Find and copy every line in the records that includes the string "Japanese".

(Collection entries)
○ ○ ○ ○ ○
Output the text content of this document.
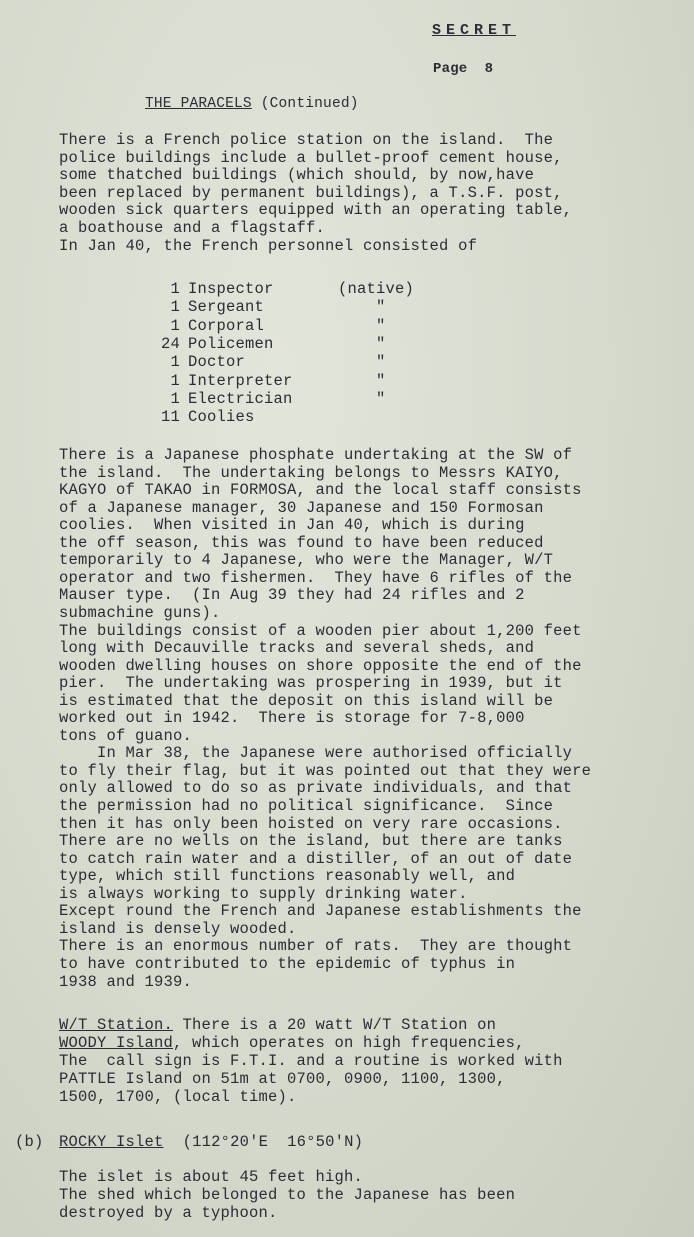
SECRET
Page  8
THE PARACELS (Continued)
There is a French police station on the island.  The
police buildings include a bullet-proof cement house,
some thatched buildings (which should, by now,have
been replaced by permanent buildings), a T.S.F. post,
wooden sick quarters equipped with an operating table,
a boathouse and a flagstaff.
In Jan 40, the French personnel consisted of
1 Inspector	(native)
1 Sergeant	"
1 Corporal	"
24 Policemen	"
1 Doctor	"
1 Interpreter	"
1 Electrician	"
11 Coolies
There is a Japanese phosphate undertaking at the SW of
the island.  The undertaking belongs to Messrs KAIYO,
KAGYO of TAKAO in FORMOSA, and the local staff consists
of a Japanese manager, 30 Japanese and 150 Formosan
coolies.  When visited in Jan 40, which is during
the off season, this was found to have been reduced
temporarily to 4 Japanese, who were the Manager, W/T
operator and two fishermen.  They have 6 rifles of the
Mauser type.  (In Aug 39 they had 24 rifles and 2
submachine guns).
The buildings consist of a wooden pier about 1,200 feet
long with Decauville tracks and several sheds, and
wooden dwelling houses on shore opposite the end of the
pier.  The undertaking was prospering in 1939, but it
is estimated that the deposit on this island will be
worked out in 1942.  There is storage for 7-8,000
tons of guano.
In Mar 38, the Japanese were authorised officially
to fly their flag, but it was pointed out that they were
only allowed to do so as private individuals, and that
the permission had no political significance.  Since
then it has only been hoisted on very rare occasions.
There are no wells on the island, but there are tanks
to catch rain water and a distiller, of an out of date
type, which still functions reasonably well, and
is always working to supply drinking water.
Except round the French and Japanese establishments the
island is densely wooded.
There is an enormous number of rats.  They are thought
to have contributed to the epidemic of typhus in
1938 and 1939.
W/T Station. There is a 20 watt W/T Station on
WOODY Island, which operates on high frequencies,
The  call sign is F.T.I. and a routine is worked with
PATTLE Island on 51m at 0700, 0900, 1100, 1300,
1500, 1700, (local time).
(b) ROCKY Islet  (112°20'E  16°50'N)
The islet is about 45 feet high.
The shed which belonged to the Japanese has been
destroyed by a typhoon.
○ ○ ○ ○ ○
§ **Solution**
There is a Japanese phosphate undertaking at the SW of
of a Japanese manager, 30 Japanese and 150 Formosan
temporarily to 4 Japanese, who were the Manager, W/T
In Mar 38, the Japanese were authorised officially
Except round the French and Japanese establishments the
The shed which belonged to the Japanese has been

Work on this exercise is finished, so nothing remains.